→ INSTRUCTIONS TO FOLLOW
Restate word for word the lines from the one containing "Read out every word on this page." through the end of the listing below, with both ends included.

→ DATA SHOWN

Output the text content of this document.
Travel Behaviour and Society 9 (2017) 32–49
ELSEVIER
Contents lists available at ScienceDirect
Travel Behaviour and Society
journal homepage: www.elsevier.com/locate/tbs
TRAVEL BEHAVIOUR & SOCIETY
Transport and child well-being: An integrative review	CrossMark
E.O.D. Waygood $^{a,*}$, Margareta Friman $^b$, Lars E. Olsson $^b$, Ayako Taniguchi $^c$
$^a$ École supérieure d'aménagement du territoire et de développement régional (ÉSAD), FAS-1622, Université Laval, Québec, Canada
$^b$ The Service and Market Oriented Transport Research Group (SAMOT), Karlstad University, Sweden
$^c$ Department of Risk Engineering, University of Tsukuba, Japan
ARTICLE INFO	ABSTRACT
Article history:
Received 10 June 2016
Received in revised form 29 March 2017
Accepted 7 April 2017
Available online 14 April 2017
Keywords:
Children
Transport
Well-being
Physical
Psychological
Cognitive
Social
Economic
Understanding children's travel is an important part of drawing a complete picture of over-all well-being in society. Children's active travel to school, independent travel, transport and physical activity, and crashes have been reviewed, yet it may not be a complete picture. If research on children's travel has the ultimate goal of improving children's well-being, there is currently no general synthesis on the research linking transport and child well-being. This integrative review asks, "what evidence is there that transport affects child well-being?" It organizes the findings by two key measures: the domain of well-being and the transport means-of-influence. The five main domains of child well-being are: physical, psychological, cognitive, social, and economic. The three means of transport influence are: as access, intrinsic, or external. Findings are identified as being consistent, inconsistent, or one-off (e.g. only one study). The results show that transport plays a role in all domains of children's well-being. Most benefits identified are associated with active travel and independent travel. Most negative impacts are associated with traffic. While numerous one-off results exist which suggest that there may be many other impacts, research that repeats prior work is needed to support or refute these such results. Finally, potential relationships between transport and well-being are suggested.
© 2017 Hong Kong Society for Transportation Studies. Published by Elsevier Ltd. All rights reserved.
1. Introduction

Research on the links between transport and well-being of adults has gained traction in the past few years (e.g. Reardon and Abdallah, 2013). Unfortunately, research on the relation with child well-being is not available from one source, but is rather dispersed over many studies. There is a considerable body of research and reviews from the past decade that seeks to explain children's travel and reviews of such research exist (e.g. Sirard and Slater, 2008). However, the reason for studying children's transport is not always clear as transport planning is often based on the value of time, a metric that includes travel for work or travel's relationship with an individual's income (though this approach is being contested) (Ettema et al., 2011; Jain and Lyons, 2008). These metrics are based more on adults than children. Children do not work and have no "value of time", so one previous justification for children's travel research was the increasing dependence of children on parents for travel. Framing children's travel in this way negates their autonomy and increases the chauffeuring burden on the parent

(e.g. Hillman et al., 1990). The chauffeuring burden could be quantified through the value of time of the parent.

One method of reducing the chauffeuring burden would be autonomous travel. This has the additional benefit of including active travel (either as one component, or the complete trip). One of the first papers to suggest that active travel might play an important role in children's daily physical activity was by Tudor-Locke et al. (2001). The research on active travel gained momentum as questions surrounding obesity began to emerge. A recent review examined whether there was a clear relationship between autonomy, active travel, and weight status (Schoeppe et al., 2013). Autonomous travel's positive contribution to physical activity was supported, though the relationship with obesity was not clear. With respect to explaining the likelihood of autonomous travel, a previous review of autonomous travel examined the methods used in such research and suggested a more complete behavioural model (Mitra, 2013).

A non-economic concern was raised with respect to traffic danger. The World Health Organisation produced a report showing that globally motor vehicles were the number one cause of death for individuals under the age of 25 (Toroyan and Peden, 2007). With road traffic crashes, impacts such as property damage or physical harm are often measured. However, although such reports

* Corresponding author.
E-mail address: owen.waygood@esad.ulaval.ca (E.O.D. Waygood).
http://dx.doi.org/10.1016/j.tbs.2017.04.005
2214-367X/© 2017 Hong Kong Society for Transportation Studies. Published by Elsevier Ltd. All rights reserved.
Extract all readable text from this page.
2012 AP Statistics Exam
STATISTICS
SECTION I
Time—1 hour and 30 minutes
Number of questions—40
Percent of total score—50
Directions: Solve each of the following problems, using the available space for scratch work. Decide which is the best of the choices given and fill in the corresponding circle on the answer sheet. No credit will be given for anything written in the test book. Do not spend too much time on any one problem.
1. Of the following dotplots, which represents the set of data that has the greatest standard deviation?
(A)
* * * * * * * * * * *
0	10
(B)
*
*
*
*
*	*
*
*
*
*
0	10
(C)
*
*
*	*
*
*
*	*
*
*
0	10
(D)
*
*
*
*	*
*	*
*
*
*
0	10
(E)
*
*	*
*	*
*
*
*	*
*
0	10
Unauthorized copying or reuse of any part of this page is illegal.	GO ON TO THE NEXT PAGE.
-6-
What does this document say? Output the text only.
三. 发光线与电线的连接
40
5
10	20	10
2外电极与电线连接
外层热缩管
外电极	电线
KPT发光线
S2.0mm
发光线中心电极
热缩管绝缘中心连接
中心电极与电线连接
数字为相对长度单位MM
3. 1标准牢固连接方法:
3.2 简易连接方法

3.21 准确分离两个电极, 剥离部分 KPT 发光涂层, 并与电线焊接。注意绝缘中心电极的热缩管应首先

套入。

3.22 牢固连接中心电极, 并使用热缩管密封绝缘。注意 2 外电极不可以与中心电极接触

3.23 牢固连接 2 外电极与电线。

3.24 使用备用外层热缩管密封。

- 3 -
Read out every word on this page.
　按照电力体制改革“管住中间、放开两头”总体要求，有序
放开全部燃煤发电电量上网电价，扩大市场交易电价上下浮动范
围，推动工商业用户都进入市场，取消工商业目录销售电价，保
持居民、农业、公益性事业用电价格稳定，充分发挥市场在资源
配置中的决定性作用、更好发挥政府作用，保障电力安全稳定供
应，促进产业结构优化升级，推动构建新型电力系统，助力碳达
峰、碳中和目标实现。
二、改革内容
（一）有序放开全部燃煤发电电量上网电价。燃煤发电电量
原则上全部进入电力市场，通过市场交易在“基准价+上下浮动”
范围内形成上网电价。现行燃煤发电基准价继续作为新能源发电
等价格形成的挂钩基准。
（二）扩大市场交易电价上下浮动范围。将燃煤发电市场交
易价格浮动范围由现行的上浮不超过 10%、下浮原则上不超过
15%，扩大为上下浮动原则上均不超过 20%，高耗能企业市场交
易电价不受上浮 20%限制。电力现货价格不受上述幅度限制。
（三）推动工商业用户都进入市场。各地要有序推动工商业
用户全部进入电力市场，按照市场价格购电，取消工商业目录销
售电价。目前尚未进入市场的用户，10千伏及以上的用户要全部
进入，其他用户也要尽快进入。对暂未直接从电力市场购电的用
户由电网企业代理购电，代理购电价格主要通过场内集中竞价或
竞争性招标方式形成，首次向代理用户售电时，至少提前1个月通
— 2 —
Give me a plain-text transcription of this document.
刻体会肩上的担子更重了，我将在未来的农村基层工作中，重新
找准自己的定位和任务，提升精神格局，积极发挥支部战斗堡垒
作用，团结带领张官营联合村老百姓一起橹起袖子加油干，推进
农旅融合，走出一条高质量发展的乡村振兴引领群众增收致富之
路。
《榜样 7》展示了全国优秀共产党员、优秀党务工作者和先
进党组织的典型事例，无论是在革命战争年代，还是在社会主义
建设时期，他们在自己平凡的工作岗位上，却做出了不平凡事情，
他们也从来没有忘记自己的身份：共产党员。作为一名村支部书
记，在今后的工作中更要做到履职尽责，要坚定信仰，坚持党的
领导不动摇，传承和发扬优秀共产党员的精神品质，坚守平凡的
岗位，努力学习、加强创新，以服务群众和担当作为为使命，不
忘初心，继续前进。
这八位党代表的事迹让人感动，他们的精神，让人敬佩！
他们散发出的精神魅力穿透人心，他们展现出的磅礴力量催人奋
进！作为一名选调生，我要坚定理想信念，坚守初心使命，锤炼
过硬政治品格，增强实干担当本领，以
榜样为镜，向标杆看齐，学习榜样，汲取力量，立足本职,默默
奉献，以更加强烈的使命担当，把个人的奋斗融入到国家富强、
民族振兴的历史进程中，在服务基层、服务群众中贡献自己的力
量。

→ FULL OUTPUT
Read out every word on this page.
　按照电力体制改革“管住中间、放开两头”总体要求，有序
放开全部燃煤发电电量上网电价，扩大市场交易电价上下浮动范
围，推动工商业用户都进入市场，取消工商业目录销售电价，保
持居民、农业、公益性事业用电价格稳定，充分发挥市场在资源
配置中的决定性作用、更好发挥政府作用，保障电力安全稳定供
应，促进产业结构优化升级，推动构建新型电力系统，助力碳达
峰、碳中和目标实现。
二、改革内容
（一）有序放开全部燃煤发电电量上网电价。燃煤发电电量
原则上全部进入电力市场，通过市场交易在“基准价+上下浮动”
范围内形成上网电价。现行燃煤发电基准价继续作为新能源发电
等价格形成的挂钩基准。
（二）扩大市场交易电价上下浮动范围。将燃煤发电市场交
易价格浮动范围由现行的上浮不超过 10%、下浮原则上不超过
15%，扩大为上下浮动原则上均不超过 20%，高耗能企业市场交
易电价不受上浮 20%限制。电力现货价格不受上述幅度限制。
（三）推动工商业用户都进入市场。各地要有序推动工商业
用户全部进入电力市场，按照市场价格购电，取消工商业目录销
售电价。目前尚未进入市场的用户，10千伏及以上的用户要全部
进入，其他用户也要尽快进入。对暂未直接从电力市场购电的用
户由电网企业代理购电，代理购电价格主要通过场内集中竞价或
竞争性招标方式形成，首次向代理用户售电时，至少提前1个月通
— 2 —
Give me a plain-text transcription of this document.
刻体会肩上的担子更重了，我将在未来的农村基层工作中，重新
找准自己的定位和任务，提升精神格局，积极发挥支部战斗堡垒
作用，团结带领张官营联合村老百姓一起橹起袖子加油干，推进
农旅融合，走出一条高质量发展的乡村振兴引领群众增收致富之
路。
《榜样 7》展示了全国优秀共产党员、优秀党务工作者和先
进党组织的典型事例，无论是在革命战争年代，还是在社会主义
建设时期，他们在自己平凡的工作岗位上，却做出了不平凡事情，
他们也从来没有忘记自己的身份：共产党员。作为一名村支部书
记，在今后的工作中更要做到履职尽责，要坚定信仰，坚持党的
领导不动摇，传承和发扬优秀共产党员的精神品质，坚守平凡的
岗位，努力学习、加强创新，以服务群众和担当作为为使命，不
忘初心，继续前进。
这八位党代表的事迹让人感动，他们的精神，让人敬佩！
他们散发出的精神魅力穿透人心，他们展现出的磅礴力量催人奋
进！作为一名选调生，我要坚定理想信念，坚守初心使命，锤炼
过硬政治品格，增强实干担当本领，以
榜样为镜，向标杆看齐，学习榜样，汲取力量，立足本职,默默
奉献，以更加强烈的使命担当，把个人的奋斗融入到国家富强、
民族振兴的历史进程中，在服务基层、服务群众中贡献自己的力
量。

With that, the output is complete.